- [SET EXERCISE]: Search the listing below for the string "circles" and copy every line where it occurs.

- [RECORD EXTRACTS]:
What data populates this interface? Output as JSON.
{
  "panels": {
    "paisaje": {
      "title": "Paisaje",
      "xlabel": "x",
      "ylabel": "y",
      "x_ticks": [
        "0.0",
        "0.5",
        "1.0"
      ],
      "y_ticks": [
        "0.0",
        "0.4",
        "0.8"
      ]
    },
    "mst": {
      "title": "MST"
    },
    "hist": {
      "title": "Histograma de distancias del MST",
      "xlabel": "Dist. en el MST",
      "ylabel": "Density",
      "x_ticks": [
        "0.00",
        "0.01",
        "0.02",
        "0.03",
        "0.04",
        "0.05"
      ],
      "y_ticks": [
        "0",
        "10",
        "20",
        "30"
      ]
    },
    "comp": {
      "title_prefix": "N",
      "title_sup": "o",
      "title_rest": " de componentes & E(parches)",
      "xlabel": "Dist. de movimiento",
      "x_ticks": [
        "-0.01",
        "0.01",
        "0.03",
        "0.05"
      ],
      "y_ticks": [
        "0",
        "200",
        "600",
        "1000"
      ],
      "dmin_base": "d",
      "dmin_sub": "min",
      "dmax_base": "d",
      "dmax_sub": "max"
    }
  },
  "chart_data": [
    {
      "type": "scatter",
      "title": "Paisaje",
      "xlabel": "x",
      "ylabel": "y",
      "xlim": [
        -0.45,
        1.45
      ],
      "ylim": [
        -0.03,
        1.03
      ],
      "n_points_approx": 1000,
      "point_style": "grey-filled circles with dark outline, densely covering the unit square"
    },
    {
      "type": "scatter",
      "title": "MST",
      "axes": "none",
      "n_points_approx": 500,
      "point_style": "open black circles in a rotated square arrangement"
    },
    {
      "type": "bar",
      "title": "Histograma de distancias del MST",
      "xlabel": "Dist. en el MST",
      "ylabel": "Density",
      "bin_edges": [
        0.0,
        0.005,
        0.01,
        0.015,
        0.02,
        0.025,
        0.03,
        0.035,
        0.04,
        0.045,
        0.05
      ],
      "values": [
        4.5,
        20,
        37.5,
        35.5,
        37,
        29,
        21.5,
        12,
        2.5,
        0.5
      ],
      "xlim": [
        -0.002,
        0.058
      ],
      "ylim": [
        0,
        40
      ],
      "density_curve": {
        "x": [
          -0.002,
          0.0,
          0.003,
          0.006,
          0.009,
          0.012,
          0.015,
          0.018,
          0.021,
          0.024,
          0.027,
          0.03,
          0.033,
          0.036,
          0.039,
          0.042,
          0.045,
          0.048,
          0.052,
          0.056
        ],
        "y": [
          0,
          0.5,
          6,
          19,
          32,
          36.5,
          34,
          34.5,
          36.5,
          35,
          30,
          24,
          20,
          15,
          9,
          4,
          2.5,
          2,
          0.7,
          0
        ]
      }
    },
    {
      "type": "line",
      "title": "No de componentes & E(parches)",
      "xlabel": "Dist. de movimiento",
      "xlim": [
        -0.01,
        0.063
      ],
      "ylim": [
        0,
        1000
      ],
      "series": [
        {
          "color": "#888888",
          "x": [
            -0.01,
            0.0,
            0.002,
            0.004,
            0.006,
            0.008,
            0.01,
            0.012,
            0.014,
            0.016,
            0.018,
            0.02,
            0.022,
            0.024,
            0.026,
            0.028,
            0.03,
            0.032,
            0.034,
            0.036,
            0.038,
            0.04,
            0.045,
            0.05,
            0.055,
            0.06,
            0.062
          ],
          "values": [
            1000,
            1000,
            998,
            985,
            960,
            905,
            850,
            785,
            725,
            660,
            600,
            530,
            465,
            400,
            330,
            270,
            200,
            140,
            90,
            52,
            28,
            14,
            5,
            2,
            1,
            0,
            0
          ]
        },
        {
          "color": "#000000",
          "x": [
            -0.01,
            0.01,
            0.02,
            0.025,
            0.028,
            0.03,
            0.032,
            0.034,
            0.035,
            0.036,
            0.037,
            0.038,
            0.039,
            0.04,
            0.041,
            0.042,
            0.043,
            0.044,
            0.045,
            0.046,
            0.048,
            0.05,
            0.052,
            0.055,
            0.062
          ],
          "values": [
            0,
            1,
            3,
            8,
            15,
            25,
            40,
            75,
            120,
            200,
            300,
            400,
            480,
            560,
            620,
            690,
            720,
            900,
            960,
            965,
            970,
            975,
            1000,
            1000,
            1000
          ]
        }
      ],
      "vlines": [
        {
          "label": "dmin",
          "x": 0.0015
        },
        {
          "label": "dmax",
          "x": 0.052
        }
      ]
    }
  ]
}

---

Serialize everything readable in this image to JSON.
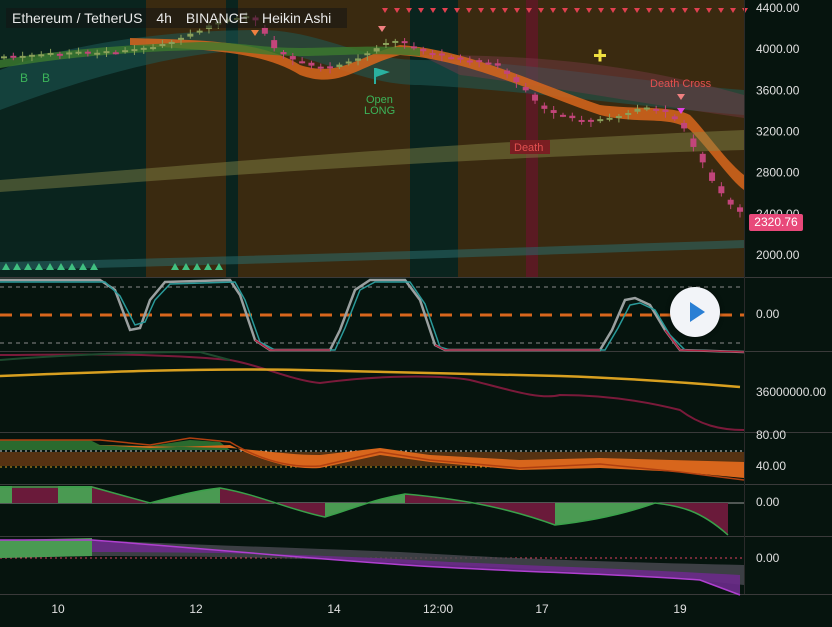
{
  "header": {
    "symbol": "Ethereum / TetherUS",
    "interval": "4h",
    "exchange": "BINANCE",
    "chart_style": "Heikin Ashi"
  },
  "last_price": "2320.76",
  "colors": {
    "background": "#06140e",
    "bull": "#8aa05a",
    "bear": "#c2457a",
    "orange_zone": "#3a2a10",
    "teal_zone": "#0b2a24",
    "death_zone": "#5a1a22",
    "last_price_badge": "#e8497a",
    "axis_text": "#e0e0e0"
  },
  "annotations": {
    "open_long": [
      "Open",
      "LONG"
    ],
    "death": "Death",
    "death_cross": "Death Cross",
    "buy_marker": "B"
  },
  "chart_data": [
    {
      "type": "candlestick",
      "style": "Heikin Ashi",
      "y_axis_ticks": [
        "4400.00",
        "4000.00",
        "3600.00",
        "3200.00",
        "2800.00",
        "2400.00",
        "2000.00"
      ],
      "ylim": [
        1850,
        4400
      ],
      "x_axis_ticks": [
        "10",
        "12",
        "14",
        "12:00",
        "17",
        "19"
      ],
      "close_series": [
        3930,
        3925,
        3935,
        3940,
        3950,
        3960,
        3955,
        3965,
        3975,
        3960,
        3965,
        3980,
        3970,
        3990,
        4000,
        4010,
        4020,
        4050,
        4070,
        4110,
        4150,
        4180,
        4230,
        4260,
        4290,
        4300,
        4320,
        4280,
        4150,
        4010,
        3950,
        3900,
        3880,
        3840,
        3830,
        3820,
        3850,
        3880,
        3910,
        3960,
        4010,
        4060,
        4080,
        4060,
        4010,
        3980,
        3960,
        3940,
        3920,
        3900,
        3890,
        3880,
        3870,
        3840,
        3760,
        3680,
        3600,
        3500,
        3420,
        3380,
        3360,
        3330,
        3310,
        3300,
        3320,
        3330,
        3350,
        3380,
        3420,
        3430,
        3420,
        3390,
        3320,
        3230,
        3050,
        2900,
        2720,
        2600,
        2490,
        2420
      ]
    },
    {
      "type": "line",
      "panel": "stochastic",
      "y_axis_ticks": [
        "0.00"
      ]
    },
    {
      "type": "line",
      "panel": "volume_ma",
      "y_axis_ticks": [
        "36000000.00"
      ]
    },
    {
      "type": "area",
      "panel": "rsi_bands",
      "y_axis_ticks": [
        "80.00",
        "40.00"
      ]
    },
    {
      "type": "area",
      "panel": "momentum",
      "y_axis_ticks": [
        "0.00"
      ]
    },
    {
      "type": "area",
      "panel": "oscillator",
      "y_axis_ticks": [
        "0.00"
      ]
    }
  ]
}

- [FULL OUTPUT]:
      "point_style": "grey-filled circles with dark outline, densely covering the unit square"
      "point_style": "open black circles in a rotated square arrangement"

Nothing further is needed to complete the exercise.